[start Material to process]

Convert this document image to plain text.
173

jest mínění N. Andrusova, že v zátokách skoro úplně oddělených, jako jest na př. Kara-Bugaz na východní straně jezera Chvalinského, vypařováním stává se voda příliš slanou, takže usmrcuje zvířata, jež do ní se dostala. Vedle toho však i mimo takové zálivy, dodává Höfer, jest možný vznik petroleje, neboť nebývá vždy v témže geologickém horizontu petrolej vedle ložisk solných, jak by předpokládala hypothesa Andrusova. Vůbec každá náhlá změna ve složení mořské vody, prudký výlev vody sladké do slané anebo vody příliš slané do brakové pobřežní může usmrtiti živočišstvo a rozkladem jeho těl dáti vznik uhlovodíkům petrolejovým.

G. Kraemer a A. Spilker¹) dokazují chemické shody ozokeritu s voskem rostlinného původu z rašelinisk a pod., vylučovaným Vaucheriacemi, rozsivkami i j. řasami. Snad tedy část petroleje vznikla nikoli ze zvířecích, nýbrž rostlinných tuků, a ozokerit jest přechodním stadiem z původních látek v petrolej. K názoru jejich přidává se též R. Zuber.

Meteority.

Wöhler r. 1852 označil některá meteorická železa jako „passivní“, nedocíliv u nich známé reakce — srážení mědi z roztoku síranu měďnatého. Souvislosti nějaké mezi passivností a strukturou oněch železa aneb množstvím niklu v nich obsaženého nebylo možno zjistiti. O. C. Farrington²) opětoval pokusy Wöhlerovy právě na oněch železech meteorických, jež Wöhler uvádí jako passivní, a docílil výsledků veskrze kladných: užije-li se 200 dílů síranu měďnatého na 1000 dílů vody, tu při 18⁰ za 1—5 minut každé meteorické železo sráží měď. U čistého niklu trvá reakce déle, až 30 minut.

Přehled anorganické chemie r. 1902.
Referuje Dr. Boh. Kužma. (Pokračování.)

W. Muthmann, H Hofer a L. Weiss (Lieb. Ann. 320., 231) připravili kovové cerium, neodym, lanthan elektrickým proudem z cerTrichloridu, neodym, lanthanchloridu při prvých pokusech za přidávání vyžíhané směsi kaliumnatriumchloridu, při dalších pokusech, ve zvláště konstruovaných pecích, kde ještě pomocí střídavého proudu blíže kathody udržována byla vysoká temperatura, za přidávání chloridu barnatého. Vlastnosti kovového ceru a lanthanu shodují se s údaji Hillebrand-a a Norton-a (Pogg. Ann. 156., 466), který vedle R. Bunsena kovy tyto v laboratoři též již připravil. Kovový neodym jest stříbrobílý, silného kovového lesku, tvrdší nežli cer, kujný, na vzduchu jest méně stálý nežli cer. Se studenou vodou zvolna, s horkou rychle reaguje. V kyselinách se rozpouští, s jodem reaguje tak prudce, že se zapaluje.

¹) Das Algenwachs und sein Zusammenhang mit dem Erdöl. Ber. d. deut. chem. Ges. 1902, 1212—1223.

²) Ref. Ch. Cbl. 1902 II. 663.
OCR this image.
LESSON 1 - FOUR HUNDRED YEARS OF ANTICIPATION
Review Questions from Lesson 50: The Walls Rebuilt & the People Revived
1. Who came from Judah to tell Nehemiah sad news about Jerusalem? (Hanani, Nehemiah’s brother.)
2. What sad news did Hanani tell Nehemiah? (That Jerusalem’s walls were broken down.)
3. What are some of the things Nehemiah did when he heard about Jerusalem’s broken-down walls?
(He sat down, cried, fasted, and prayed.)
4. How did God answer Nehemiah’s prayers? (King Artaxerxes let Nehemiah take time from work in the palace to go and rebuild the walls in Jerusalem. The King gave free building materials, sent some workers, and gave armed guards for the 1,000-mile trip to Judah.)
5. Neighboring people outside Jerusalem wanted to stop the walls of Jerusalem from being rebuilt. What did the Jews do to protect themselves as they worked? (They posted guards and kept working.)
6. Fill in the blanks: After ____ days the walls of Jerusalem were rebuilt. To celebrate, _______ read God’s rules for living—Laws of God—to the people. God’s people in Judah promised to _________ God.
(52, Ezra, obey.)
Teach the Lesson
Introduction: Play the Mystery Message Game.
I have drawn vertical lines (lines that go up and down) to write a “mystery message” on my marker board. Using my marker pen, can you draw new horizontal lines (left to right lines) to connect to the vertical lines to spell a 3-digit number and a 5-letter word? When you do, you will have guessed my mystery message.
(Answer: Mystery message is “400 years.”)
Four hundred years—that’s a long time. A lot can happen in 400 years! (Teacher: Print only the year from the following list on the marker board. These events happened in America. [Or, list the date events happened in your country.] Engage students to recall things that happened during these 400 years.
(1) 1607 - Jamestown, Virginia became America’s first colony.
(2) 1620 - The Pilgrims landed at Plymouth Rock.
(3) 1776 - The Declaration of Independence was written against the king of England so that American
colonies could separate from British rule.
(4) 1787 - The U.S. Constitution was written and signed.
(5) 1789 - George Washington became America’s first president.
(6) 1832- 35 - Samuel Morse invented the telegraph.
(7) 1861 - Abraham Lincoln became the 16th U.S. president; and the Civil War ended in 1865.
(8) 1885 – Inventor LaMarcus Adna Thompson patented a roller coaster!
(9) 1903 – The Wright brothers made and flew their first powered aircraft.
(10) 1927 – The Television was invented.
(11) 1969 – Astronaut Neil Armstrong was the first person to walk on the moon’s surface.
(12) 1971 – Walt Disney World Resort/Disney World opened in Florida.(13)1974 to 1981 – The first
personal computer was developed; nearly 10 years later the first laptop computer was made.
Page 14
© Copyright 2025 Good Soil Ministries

[end Material to process]

-- Task details --
Write out the whole listing again. Match it word for word.

-- Task response --
Convert this document image to plain text.
173

jest mínění N. Andrusova, že v zátokách skoro úplně oddělených, jako jest na př. Kara-Bugaz na východní straně jezera Chvalinského, vypařováním stává se voda příliš slanou, takže usmrcuje zvířata, jež do ní se dostala. Vedle toho však i mimo takové zálivy, dodává Höfer, jest možný vznik petroleje, neboť nebývá vždy v témže geologickém horizontu petrolej vedle ložisk solných, jak by předpokládala hypothesa Andrusova. Vůbec každá náhlá změna ve složení mořské vody, prudký výlev vody sladké do slané anebo vody příliš slané do brakové pobřežní může usmrtiti živočišstvo a rozkladem jeho těl dáti vznik uhlovodíkům petrolejovým.

G. Kraemer a A. Spilker¹) dokazují chemické shody ozokeritu s voskem rostlinného původu z rašelinisk a pod., vylučovaným Vaucheriacemi, rozsivkami i j. řasami. Snad tedy část petroleje vznikla nikoli ze zvířecích, nýbrž rostlinných tuků, a ozokerit jest přechodním stadiem z původních látek v petrolej. K názoru jejich přidává se též R. Zuber.

Meteority.

Wöhler r. 1852 označil některá meteorická železa jako „passivní“, nedocíliv u nich známé reakce — srážení mědi z roztoku síranu měďnatého. Souvislosti nějaké mezi passivností a strukturou oněch železa aneb množstvím niklu v nich obsaženého nebylo možno zjistiti. O. C. Farrington²) opětoval pokusy Wöhlerovy právě na oněch železech meteorických, jež Wöhler uvádí jako passivní, a docílil výsledků veskrze kladných: užije-li se 200 dílů síranu měďnatého na 1000 dílů vody, tu při 18⁰ za 1—5 minut každé meteorické železo sráží měď. U čistého niklu trvá reakce déle, až 30 minut.

Přehled anorganické chemie r. 1902.
Referuje Dr. Boh. Kužma. (Pokračování.)

W. Muthmann, H Hofer a L. Weiss (Lieb. Ann. 320., 231) připravili kovové cerium, neodym, lanthan elektrickým proudem z cerTrichloridu, neodym, lanthanchloridu při prvých pokusech za přidávání vyžíhané směsi kaliumnatriumchloridu, při dalších pokusech, ve zvláště konstruovaných pecích, kde ještě pomocí střídavého proudu blíže kathody udržována byla vysoká temperatura, za přidávání chloridu barnatého. Vlastnosti kovového ceru a lanthanu shodují se s údaji Hillebrand-a a Norton-a (Pogg. Ann. 156., 466), který vedle R. Bunsena kovy tyto v laboratoři též již připravil. Kovový neodym jest stříbrobílý, silného kovového lesku, tvrdší nežli cer, kujný, na vzduchu jest méně stálý nežli cer. Se studenou vodou zvolna, s horkou rychle reaguje. V kyselinách se rozpouští, s jodem reaguje tak prudce, že se zapaluje.

¹) Das Algenwachs und sein Zusammenhang mit dem Erdöl. Ber. d. deut. chem. Ges. 1902, 1212—1223.

²) Ref. Ch. Cbl. 1902 II. 663.
OCR this image.
LESSON 1 - FOUR HUNDRED YEARS OF ANTICIPATION
Review Questions from Lesson 50: The Walls Rebuilt & the People Revived
1. Who came from Judah to tell Nehemiah sad news about Jerusalem? (Hanani, Nehemiah’s brother.)
2. What sad news did Hanani tell Nehemiah? (That Jerusalem’s walls were broken down.)
3. What are some of the things Nehemiah did when he heard about Jerusalem’s broken-down walls?
(He sat down, cried, fasted, and prayed.)
4. How did God answer Nehemiah’s prayers? (King Artaxerxes let Nehemiah take time from work in the palace to go and rebuild the walls in Jerusalem. The King gave free building materials, sent some workers, and gave armed guards for the 1,000-mile trip to Judah.)
5. Neighboring people outside Jerusalem wanted to stop the walls of Jerusalem from being rebuilt. What did the Jews do to protect themselves as they worked? (They posted guards and kept working.)
6. Fill in the blanks: After ____ days the walls of Jerusalem were rebuilt. To celebrate, _______ read God’s rules for living—Laws of God—to the people. God’s people in Judah promised to _________ God.
(52, Ezra, obey.)
Teach the Lesson
Introduction: Play the Mystery Message Game.
I have drawn vertical lines (lines that go up and down) to write a “mystery message” on my marker board. Using my marker pen, can you draw new horizontal lines (left to right lines) to connect to the vertical lines to spell a 3-digit number and a 5-letter word? When you do, you will have guessed my mystery message.
(Answer: Mystery message is “400 years.”)
Four hundred years—that’s a long time. A lot can happen in 400 years! (Teacher: Print only the year from the following list on the marker board. These events happened in America. [Or, list the date events happened in your country.] Engage students to recall things that happened during these 400 years.
(1) 1607 - Jamestown, Virginia became America’s first colony.
(2) 1620 - The Pilgrims landed at Plymouth Rock.
(3) 1776 - The Declaration of Independence was written against the king of England so that American
colonies could separate from British rule.
(4) 1787 - The U.S. Constitution was written and signed.
(5) 1789 - George Washington became America’s first president.
(6) 1832- 35 - Samuel Morse invented the telegraph.
(7) 1861 - Abraham Lincoln became the 16th U.S. president; and the Civil War ended in 1865.
(8) 1885 – Inventor LaMarcus Adna Thompson patented a roller coaster!
(9) 1903 – The Wright brothers made and flew their first powered aircraft.
(10) 1927 – The Television was invented.
(11) 1969 – Astronaut Neil Armstrong was the first person to walk on the moon’s surface.
(12) 1971 – Walt Disney World Resort/Disney World opened in Florida.(13)1974 to 1981 – The first
personal computer was developed; nearly 10 years later the first laptop computer was made.
Page 14
© Copyright 2025 Good Soil Ministries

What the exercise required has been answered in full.